● Problèmes et exercices
**a)** Résume l'entretien sur le terrorisme en deux phrases.
**b)** Recopie à l'identique les lignes des éléments du jeu de données, en commençant par la ligne qui contient « y-tick-label: Giuridico bbox=[79, 206, 154, 228] » et en t'arrêtant après celle qui contient « data-label: 76,4 bbox=[1411, 301, 1448, 323] ».

● Extrait du document
============================================================

Quel est le profil des terroristes arrêtés?
Les gens qui se font endoctriner ont souvent un niveau scolaire qui ne dépasse pas l’école primaire. Ce sont des gens facilement influençables, qui sont issus aussi bien des villes que des campagnes. Depuis la création du BCIJ,
nous avons démantelé 17 cellules et arrêté 147 personnes.
Observez-vous un regain d’activité depuis les frappes de la coalition contre les positions de Daech?
D’abord, il faut bien comprendre que le phénomène du terrorisme religieux ne va pas s’arrêter du jour au lendemain. Ces dernières années, Daech s’est surtout employé à mettre en place des filières de recrutement pour grossir les rangs de ses combattants en Irak et en Syrie. Depuis le début des frappes, le mouvement s’est inversé. Daech incite ses recrues à rentrer et à mener le djihad dans leurs pays d’origine.
Qu’est-ce qui explique votre efficacité?

============================================================

Éléments du jeu de données
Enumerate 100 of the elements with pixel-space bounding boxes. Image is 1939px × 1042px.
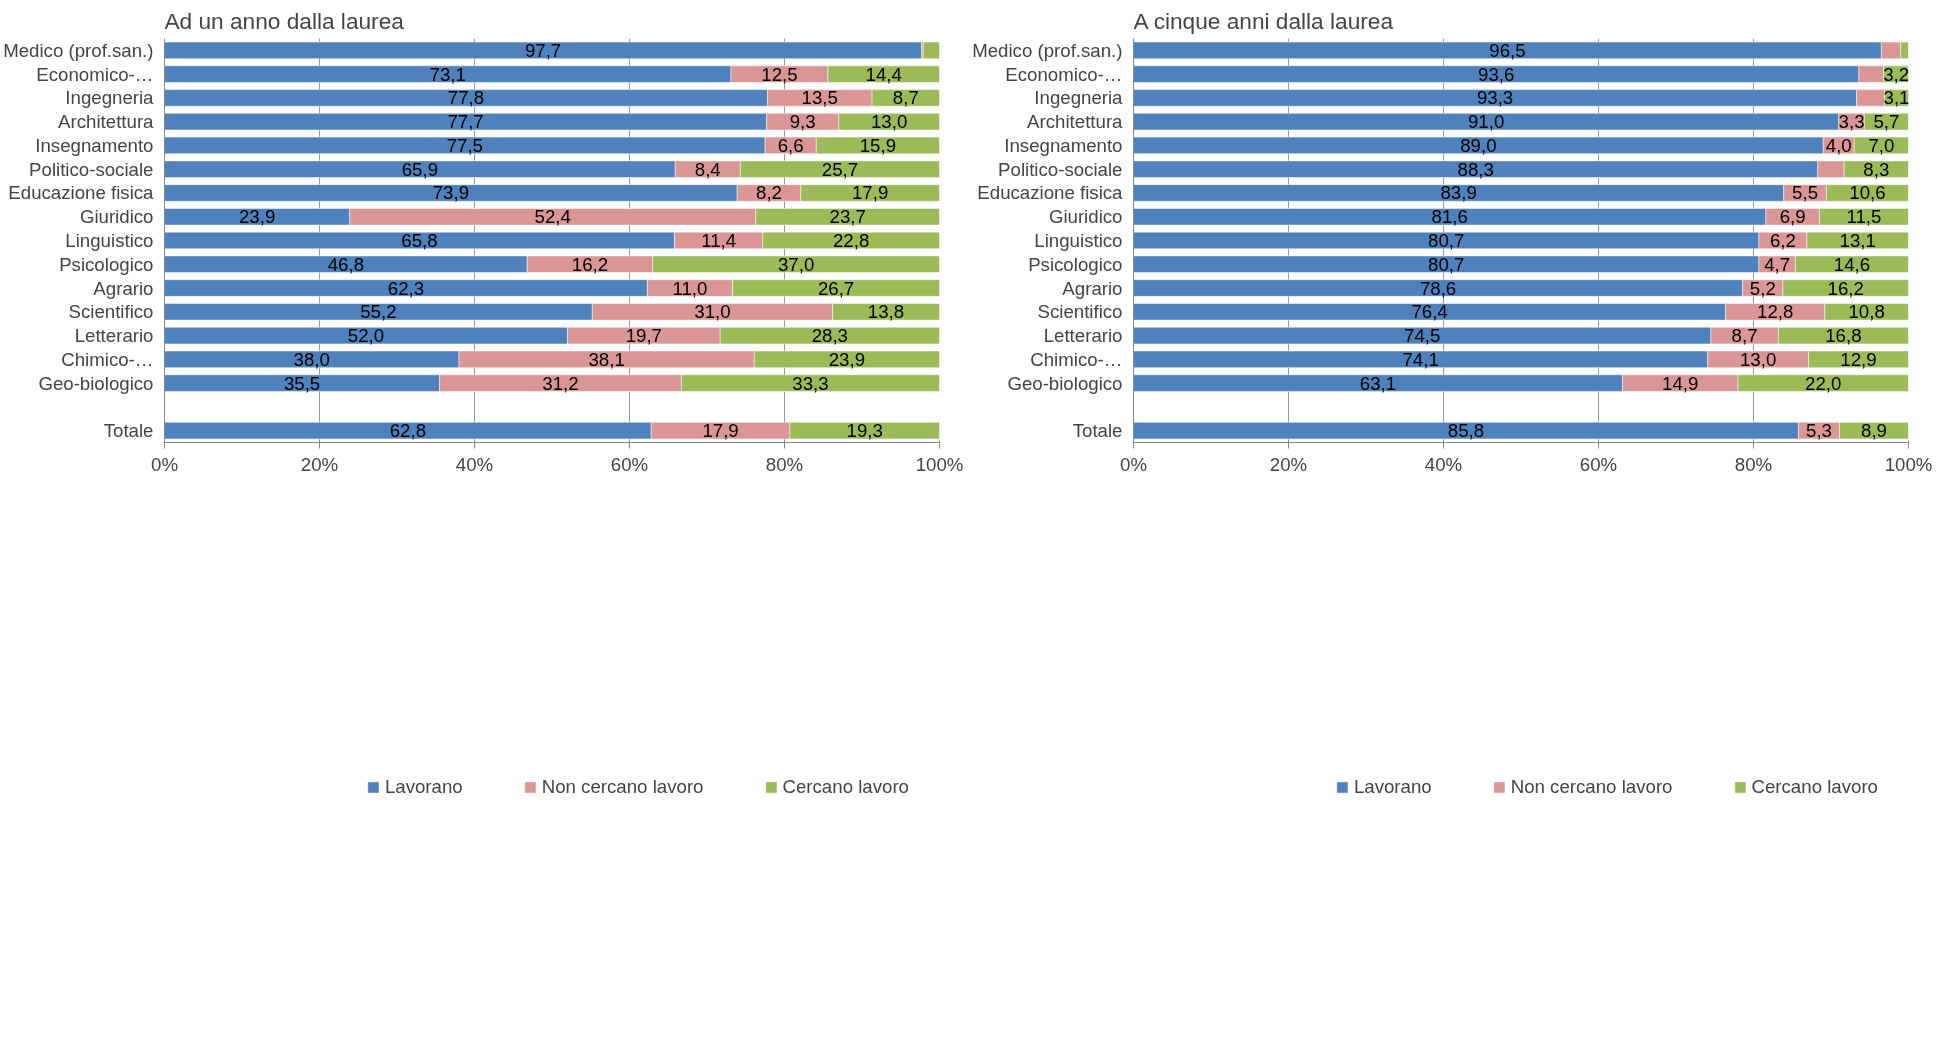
y-tick-label: Giuridico bbox=[79, 206, 154, 228]
data-label: 31,2 bbox=[542, 372, 579, 394]
data-label: 37,0 bbox=[777, 253, 815, 275]
data-label: 35,5 bbox=[283, 372, 321, 394]
data-label: 89,0 bbox=[1460, 134, 1497, 156]
data-label: 14,6 bbox=[1833, 253, 1871, 275]
data-label: 74,5 bbox=[1404, 325, 1441, 347]
data-label: 5,3 bbox=[1806, 420, 1832, 442]
data-label: 65,8 bbox=[401, 230, 438, 251]
data-label: 23,9 bbox=[238, 206, 276, 228]
data-label: 77,5 bbox=[446, 134, 483, 156]
data-label: 80,7 bbox=[1428, 230, 1465, 251]
data-label: 26,7 bbox=[817, 277, 855, 299]
y-tick-label: Geo-biologico bbox=[38, 372, 154, 394]
x-tick-label: 80% bbox=[765, 453, 804, 475]
x-tick-label: 40% bbox=[455, 453, 494, 475]
y-tick-label: Totale bbox=[103, 420, 154, 442]
data-label: 62,8 bbox=[389, 420, 427, 442]
data-label: 38,0 bbox=[293, 348, 330, 370]
data-label: 6,2 bbox=[1769, 230, 1796, 251]
data-label: 23,7 bbox=[829, 206, 866, 228]
data-label: 62,3 bbox=[387, 277, 425, 299]
data-label: 19,3 bbox=[846, 420, 883, 442]
data-label: 85,8 bbox=[1447, 420, 1485, 442]
data-label: 11,0 bbox=[672, 277, 708, 299]
y-tick-label: Letterario bbox=[74, 325, 154, 347]
y-tick-label: Economico-… bbox=[36, 63, 154, 85]
data-label: 52,0 bbox=[347, 325, 385, 347]
y-tick-label: Ingegneria bbox=[65, 87, 155, 109]
data-label: 63,1 bbox=[1359, 372, 1397, 394]
chart-title: A cinque anni dalla laurea bbox=[1133, 7, 1394, 34]
data-label: 83,9 bbox=[1440, 182, 1477, 204]
data-label: 13,1 bbox=[1839, 230, 1876, 251]
y-tick-label: Agrario bbox=[93, 277, 154, 299]
legend-label: Cercano lavoro bbox=[782, 776, 909, 798]
data-label: 4,7 bbox=[1764, 253, 1791, 275]
data-label: 46,8 bbox=[327, 253, 365, 275]
data-label: 11,5 bbox=[1846, 206, 1882, 228]
data-label: 16,2 bbox=[1827, 277, 1864, 299]
data-label: 38,1 bbox=[588, 348, 625, 370]
data-label: 7,0 bbox=[1868, 134, 1895, 156]
x-tick-label: 0% bbox=[151, 453, 178, 475]
data-label: 88,3 bbox=[1457, 158, 1494, 180]
data-label: 8,9 bbox=[1861, 420, 1887, 442]
y-tick-label: Insegnamento bbox=[1004, 134, 1123, 156]
legend-label: Lavorano bbox=[384, 776, 463, 798]
x-tick-label: 20% bbox=[300, 453, 339, 475]
data-label: 76,4 bbox=[1411, 301, 1448, 323]
x-tick-label: 80% bbox=[1734, 453, 1773, 475]
data-label: 5,5 bbox=[1792, 182, 1819, 204]
data-label: 77,7 bbox=[447, 111, 484, 133]
y-tick-label: Agrario bbox=[1062, 277, 1123, 299]
data-label: 22,8 bbox=[832, 230, 870, 251]
y-tick-label: Medico (prof.san.) bbox=[972, 39, 1123, 61]
data-label: 55,2 bbox=[360, 301, 397, 323]
data-label: 10,6 bbox=[1849, 182, 1886, 204]
y-tick-label: Economico-… bbox=[1005, 63, 1123, 85]
data-label: 78,6 bbox=[1419, 277, 1457, 299]
legend-label: Non cercano lavoro bbox=[1510, 776, 1673, 798]
data-label: 11,4 bbox=[701, 230, 737, 251]
data-label: 12,9 bbox=[1840, 348, 1877, 370]
data-label: 96,5 bbox=[1489, 39, 1526, 61]
y-tick-label: Scientifico bbox=[1037, 301, 1123, 323]
y-tick-label: Scientifico bbox=[68, 301, 154, 323]
data-label: 80,7 bbox=[1428, 253, 1465, 275]
data-label: 73,9 bbox=[432, 182, 470, 204]
y-tick-label: Politico-sociale bbox=[998, 158, 1123, 180]
y-tick-label: Chimico-… bbox=[61, 348, 154, 370]
data-label: 31,0 bbox=[694, 301, 731, 323]
chart-title: Ad un anno dalla laurea bbox=[164, 7, 405, 34]
data-label: 23,9 bbox=[828, 348, 866, 370]
y-tick-label: Politico-sociale bbox=[29, 158, 154, 180]
y-tick-label: Letterario bbox=[1043, 325, 1123, 347]
y-tick-label: Insegnamento bbox=[35, 134, 154, 156]
y-tick-label: Educazione fisica bbox=[977, 182, 1124, 204]
data-label: 81,6 bbox=[1431, 206, 1468, 228]
data-label: 6,6 bbox=[777, 134, 804, 156]
data-label: 93,6 bbox=[1478, 63, 1515, 85]
data-label: 8,3 bbox=[1863, 158, 1890, 180]
data-label: 22,0 bbox=[1805, 372, 1842, 394]
y-tick-label: Ingegneria bbox=[1034, 87, 1124, 109]
data-label: 91,0 bbox=[1467, 111, 1505, 133]
data-label: 12,8 bbox=[1757, 301, 1794, 323]
data-label: 19,7 bbox=[625, 325, 662, 347]
y-tick-label: Psicologico bbox=[59, 253, 154, 275]
data-label: 12,5 bbox=[761, 63, 798, 85]
data-label: 8,4 bbox=[694, 158, 721, 180]
data-label: 97,7 bbox=[524, 39, 562, 61]
data-label: 65,9 bbox=[401, 158, 439, 180]
legend-label: Lavorano bbox=[1353, 776, 1432, 798]
data-label: 52,4 bbox=[534, 206, 571, 228]
data-label: 74,1 bbox=[1402, 348, 1439, 370]
data-label: 13,5 bbox=[801, 87, 838, 109]
data-label: 13,8 bbox=[867, 301, 905, 323]
data-label: 17,9 bbox=[702, 420, 739, 442]
data-label: 8,2 bbox=[756, 182, 782, 204]
data-label: 28,3 bbox=[811, 325, 848, 347]
data-label: 13,0 bbox=[1739, 348, 1777, 370]
data-label: 8,7 bbox=[1731, 325, 1758, 347]
data-label: 5,2 bbox=[1749, 277, 1776, 299]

============================================================

● Réponses aux exercices
**a)** Les personnes qui se font endoctriner ont souvent un niveau scolaire qui ne dépasse pas l'école primaire, sont facilement influençables et viennent aussi bien des villes que des campagnes ; depuis la création du BCIJ, 147 personnes ont été arrêtées. Depuis le début des frappes de la coalition, Daech, qui s'employait surtout à mettre en place des filières de recrutement vers l'Irak et la Syrie, incite ses recrues à rentrer pour mener le djihad dans leurs pays d'origine.

**b)**
y-tick-label: Giuridico bbox=[79, 206, 154, 228]
data-label: 31,2 bbox=[542, 372, 579, 394]
data-label: 37,0 bbox=[777, 253, 815, 275]
data-label: 35,5 bbox=[283, 372, 321, 394]
data-label: 89,0 bbox=[1460, 134, 1497, 156]
data-label: 14,6 bbox=[1833, 253, 1871, 275]
data-label: 74,5 bbox=[1404, 325, 1441, 347]
data-label: 5,3 bbox=[1806, 420, 1832, 442]
data-label: 65,8 bbox=[401, 230, 438, 251]
data-label: 23,9 bbox=[238, 206, 276, 228]
data-label: 77,5 bbox=[446, 134, 483, 156]
data-label: 80,7 bbox=[1428, 230, 1465, 251]
data-label: 26,7 bbox=[817, 277, 855, 299]
y-tick-label: Geo-biologico bbox=[38, 372, 154, 394]
x-tick-label: 80% bbox=[765, 453, 804, 475]
x-tick-label: 40% bbox=[455, 453, 494, 475]
y-tick-label: Totale bbox=[103, 420, 154, 442]
data-label: 62,8 bbox=[389, 420, 427, 442]
data-label: 38,0 bbox=[293, 348, 330, 370]
data-label: 6,2 bbox=[1769, 230, 1796, 251]
data-label: 23,7 bbox=[829, 206, 866, 228]
data-label: 62,3 bbox=[387, 277, 425, 299]
data-label: 19,3 bbox=[846, 420, 883, 442]
data-label: 85,8 bbox=[1447, 420, 1485, 442]
data-label: 11,0 bbox=[672, 277, 708, 299]
y-tick-label: Letterario bbox=[74, 325, 154, 347]
y-tick-label: Economico-… bbox=[36, 63, 154, 85]
data-label: 52,0 bbox=[347, 325, 385, 347]
y-tick-label: Ingegneria bbox=[65, 87, 155, 109]
data-label: 63,1 bbox=[1359, 372, 1397, 394]
chart-title: A cinque anni dalla laurea bbox=[1133, 7, 1394, 34]
data-label: 83,9 bbox=[1440, 182, 1477, 204]
data-label: 13,1 bbox=[1839, 230, 1876, 251]
y-tick-label: Agrario bbox=[93, 277, 154, 299]
legend-label: Cercano lavoro bbox=[782, 776, 909, 798]
data-label: 4,7 bbox=[1764, 253, 1791, 275]
data-label: 46,8 bbox=[327, 253, 365, 275]
data-label: 11,5 bbox=[1846, 206, 1882, 228]
data-label: 16,2 bbox=[1827, 277, 1864, 299]
data-label: 38,1 bbox=[588, 348, 625, 370]
data-label: 7,0 bbox=[1868, 134, 1895, 156]
x-tick-label: 0% bbox=[151, 453, 178, 475]
data-label: 88,3 bbox=[1457, 158, 1494, 180]
data-label: 8,9 bbox=[1861, 420, 1887, 442]
y-tick-label: Insegnamento bbox=[1004, 134, 1123, 156]
legend-label: Lavorano bbox=[384, 776, 463, 798]
x-tick-label: 20% bbox=[300, 453, 339, 475]
data-label: 76,4 bbox=[1411, 301, 1448, 323]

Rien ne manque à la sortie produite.